Work out the number of lines with the word "this" in the material below, then reply with that number only.

====

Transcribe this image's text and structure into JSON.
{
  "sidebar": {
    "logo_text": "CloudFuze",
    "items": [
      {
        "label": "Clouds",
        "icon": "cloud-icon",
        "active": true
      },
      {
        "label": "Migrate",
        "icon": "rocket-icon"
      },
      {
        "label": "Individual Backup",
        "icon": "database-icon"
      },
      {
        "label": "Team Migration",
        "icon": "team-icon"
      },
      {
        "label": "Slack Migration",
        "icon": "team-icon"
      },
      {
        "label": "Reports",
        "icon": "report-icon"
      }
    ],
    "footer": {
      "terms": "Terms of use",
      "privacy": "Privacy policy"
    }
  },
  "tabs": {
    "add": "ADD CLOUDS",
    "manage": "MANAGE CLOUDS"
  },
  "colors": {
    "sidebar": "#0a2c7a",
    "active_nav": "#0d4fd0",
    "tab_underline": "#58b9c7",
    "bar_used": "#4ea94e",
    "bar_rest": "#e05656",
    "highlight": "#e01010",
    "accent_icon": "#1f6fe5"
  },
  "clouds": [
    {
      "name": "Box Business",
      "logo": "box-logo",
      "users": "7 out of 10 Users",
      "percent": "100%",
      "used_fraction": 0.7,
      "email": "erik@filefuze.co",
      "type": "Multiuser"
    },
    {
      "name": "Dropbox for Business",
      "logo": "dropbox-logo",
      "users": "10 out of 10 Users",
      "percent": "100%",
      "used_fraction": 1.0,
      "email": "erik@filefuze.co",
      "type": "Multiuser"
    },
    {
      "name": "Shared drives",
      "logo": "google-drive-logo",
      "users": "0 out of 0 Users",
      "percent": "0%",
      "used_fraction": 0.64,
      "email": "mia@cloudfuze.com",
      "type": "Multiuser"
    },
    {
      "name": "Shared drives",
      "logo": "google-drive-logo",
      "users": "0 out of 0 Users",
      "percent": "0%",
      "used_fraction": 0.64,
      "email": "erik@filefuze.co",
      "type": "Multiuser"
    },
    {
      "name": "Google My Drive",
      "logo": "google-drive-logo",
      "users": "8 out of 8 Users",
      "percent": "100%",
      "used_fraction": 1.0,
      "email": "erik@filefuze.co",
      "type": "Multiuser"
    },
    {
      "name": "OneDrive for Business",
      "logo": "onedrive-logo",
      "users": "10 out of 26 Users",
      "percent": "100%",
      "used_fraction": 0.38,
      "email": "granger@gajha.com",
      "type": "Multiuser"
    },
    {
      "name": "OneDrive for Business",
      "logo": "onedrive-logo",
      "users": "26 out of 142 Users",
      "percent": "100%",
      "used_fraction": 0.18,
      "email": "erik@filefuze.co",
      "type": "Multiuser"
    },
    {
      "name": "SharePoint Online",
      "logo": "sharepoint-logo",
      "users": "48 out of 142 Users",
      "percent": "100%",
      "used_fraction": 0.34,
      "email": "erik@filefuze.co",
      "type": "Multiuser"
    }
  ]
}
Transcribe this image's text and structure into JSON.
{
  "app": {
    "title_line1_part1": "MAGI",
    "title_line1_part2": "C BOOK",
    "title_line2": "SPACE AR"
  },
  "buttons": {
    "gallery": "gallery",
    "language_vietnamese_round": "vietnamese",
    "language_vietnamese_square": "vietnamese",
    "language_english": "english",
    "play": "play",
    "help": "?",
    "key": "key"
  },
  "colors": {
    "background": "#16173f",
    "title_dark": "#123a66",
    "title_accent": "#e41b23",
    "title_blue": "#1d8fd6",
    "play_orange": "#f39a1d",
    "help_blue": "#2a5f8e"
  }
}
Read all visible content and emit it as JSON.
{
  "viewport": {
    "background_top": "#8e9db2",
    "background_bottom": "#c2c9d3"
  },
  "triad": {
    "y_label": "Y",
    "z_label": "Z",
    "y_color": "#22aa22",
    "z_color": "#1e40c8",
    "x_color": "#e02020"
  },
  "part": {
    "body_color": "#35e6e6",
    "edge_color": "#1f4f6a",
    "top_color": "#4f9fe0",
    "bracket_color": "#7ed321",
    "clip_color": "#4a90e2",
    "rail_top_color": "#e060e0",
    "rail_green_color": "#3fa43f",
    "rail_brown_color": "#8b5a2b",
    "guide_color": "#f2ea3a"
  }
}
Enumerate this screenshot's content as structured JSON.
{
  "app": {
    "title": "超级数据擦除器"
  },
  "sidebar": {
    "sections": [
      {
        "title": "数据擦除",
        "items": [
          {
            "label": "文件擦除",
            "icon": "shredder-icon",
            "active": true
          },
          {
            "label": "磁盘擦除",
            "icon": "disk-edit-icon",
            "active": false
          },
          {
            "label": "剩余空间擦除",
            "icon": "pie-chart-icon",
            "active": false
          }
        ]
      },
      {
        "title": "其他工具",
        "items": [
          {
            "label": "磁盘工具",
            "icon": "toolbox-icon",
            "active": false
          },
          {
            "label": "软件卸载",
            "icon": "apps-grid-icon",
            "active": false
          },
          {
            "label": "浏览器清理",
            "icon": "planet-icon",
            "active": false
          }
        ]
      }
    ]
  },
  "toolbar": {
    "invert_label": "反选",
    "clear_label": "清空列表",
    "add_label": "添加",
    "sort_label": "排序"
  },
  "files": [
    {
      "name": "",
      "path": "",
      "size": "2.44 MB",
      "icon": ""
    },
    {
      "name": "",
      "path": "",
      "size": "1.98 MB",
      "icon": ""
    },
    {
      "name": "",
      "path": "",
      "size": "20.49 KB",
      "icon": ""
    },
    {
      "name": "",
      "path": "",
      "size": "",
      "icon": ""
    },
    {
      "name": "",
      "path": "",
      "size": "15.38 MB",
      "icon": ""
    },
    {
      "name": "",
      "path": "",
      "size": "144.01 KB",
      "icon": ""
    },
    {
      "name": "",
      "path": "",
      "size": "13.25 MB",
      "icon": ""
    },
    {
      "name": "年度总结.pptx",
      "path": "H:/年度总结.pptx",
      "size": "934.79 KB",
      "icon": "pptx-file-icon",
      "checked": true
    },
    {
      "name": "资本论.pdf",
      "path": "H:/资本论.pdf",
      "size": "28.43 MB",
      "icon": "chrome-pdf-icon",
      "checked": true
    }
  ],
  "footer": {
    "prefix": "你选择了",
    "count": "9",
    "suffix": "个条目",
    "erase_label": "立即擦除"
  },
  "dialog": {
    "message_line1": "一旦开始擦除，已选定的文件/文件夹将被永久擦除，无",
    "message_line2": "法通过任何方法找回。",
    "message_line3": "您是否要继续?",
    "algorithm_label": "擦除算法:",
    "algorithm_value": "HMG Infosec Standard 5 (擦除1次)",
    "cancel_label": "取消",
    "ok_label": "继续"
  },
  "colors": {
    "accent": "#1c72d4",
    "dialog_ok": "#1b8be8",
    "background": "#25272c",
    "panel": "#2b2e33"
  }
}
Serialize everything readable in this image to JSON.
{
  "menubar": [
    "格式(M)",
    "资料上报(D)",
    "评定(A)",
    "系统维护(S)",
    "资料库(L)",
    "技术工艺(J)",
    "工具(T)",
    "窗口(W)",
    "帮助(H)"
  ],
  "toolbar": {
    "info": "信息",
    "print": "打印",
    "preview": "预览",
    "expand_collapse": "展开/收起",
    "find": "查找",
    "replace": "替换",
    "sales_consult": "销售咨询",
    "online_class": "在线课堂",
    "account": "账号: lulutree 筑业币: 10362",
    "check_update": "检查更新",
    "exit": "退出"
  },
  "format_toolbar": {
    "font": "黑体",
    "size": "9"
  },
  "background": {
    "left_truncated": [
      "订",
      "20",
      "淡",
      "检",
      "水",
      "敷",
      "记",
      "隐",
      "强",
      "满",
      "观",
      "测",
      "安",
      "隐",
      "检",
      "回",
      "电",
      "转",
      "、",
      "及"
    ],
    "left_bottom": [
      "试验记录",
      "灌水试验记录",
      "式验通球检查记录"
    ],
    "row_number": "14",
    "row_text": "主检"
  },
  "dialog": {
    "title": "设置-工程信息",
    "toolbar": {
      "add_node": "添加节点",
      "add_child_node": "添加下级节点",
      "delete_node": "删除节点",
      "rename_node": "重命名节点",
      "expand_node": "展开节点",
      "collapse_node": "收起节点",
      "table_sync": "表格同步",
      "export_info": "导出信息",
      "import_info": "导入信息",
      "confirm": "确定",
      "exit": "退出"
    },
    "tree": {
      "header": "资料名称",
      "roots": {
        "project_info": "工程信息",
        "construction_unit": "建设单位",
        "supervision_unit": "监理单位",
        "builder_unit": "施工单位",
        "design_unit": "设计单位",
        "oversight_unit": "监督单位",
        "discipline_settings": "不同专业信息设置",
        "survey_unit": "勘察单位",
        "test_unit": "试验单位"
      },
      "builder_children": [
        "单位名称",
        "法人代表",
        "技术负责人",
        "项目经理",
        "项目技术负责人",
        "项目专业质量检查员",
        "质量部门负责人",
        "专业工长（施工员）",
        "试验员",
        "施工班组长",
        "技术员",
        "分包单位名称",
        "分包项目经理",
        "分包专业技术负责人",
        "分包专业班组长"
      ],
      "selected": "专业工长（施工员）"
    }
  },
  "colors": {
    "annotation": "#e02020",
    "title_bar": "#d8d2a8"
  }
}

====

WRITTEN RESPONSE: 4